# Job:
How many lines of the data include the string "Create"? State the number and nothing else.

§ §

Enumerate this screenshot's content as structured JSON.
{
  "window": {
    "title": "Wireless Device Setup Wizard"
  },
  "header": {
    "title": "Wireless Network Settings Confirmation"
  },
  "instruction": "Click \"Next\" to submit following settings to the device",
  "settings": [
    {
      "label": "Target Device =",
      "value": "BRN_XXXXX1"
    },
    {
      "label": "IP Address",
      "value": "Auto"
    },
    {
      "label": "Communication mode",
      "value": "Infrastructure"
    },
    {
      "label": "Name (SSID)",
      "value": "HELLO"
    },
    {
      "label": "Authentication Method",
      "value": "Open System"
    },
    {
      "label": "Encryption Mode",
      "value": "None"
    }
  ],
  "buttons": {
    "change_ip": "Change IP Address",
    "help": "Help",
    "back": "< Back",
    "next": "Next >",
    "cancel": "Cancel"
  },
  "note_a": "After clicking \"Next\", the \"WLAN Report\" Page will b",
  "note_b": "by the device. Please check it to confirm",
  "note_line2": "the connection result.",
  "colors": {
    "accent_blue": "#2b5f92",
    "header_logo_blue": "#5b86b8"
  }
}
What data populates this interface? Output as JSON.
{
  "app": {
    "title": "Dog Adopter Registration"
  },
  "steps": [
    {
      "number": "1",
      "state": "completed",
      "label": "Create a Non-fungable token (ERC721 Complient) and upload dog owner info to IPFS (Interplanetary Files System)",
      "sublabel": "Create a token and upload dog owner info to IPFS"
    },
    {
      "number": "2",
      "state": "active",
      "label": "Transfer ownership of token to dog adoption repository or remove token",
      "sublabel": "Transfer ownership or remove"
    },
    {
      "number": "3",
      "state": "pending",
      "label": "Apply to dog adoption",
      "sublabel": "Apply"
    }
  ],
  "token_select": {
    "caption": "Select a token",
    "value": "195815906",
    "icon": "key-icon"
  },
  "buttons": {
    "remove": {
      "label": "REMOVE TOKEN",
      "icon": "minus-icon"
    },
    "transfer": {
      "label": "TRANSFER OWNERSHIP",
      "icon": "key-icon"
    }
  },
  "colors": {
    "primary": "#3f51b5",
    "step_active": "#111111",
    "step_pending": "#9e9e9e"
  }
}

§ §

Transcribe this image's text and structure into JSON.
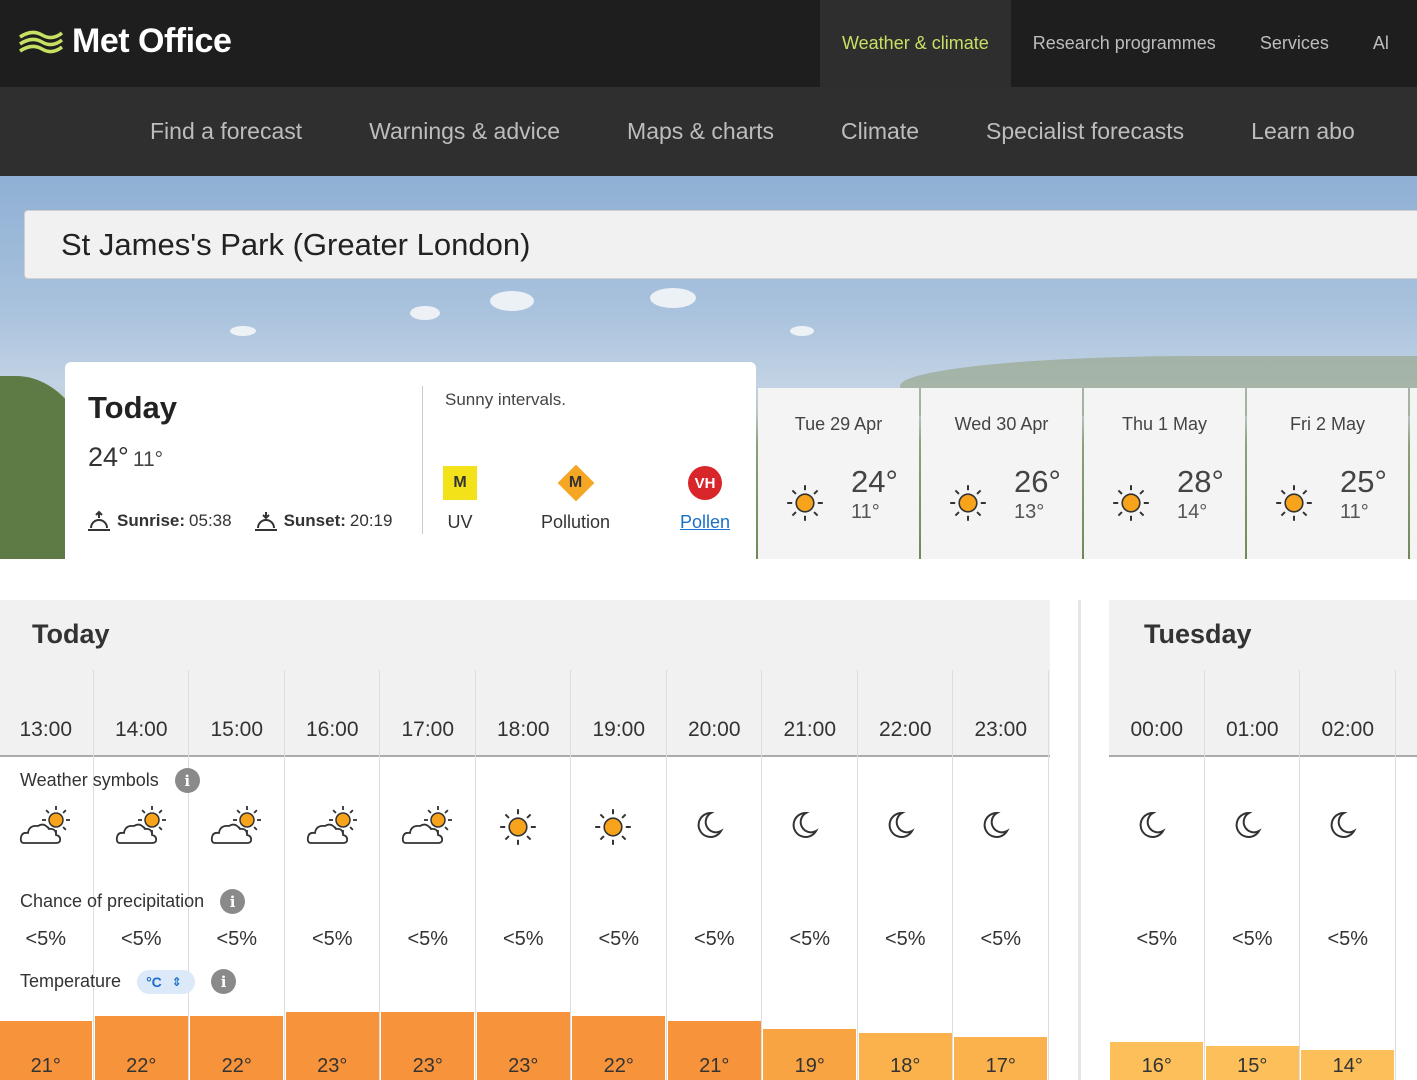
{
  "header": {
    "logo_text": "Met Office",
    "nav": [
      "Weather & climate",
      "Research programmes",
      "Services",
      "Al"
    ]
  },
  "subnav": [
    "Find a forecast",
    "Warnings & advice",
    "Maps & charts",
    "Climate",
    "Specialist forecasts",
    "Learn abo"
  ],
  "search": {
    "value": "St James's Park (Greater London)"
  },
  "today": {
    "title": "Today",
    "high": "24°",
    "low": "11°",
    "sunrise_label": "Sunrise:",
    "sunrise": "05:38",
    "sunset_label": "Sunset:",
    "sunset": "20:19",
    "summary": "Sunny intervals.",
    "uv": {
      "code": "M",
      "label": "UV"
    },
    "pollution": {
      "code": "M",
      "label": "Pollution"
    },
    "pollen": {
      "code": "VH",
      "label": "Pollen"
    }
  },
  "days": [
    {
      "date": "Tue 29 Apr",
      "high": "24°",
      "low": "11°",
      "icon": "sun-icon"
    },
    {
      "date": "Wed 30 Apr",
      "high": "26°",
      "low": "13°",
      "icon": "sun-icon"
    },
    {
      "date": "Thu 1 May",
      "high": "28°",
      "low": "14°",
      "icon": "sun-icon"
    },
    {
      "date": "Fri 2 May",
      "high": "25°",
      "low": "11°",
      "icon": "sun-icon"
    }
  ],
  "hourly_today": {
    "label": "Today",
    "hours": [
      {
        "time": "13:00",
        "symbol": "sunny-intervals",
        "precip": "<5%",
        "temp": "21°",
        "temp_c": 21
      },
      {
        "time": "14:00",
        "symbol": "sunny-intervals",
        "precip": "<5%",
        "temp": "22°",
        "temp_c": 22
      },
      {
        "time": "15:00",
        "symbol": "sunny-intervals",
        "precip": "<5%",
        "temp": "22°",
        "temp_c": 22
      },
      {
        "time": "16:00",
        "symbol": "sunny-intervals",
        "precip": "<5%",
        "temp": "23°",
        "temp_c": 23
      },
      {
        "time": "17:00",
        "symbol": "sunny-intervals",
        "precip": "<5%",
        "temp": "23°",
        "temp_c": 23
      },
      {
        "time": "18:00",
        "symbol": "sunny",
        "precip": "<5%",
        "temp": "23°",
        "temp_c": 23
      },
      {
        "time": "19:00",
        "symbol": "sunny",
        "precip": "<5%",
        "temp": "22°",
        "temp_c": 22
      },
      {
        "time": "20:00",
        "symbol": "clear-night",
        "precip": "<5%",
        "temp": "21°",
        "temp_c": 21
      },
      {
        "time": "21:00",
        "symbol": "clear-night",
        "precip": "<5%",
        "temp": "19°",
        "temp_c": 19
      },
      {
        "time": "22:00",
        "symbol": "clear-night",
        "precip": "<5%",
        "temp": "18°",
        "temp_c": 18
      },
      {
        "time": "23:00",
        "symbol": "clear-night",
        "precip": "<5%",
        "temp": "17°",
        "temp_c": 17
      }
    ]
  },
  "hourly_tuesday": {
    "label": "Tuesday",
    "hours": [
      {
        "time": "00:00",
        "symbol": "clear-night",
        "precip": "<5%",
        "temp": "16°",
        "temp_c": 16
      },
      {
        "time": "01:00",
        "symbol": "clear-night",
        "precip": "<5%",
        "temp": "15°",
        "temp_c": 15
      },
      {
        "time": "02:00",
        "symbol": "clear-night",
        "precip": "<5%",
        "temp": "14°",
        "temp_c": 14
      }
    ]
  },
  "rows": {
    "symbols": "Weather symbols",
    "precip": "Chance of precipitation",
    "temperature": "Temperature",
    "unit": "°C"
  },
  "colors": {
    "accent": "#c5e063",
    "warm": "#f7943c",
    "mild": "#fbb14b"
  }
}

§ §

# Problem solution:
2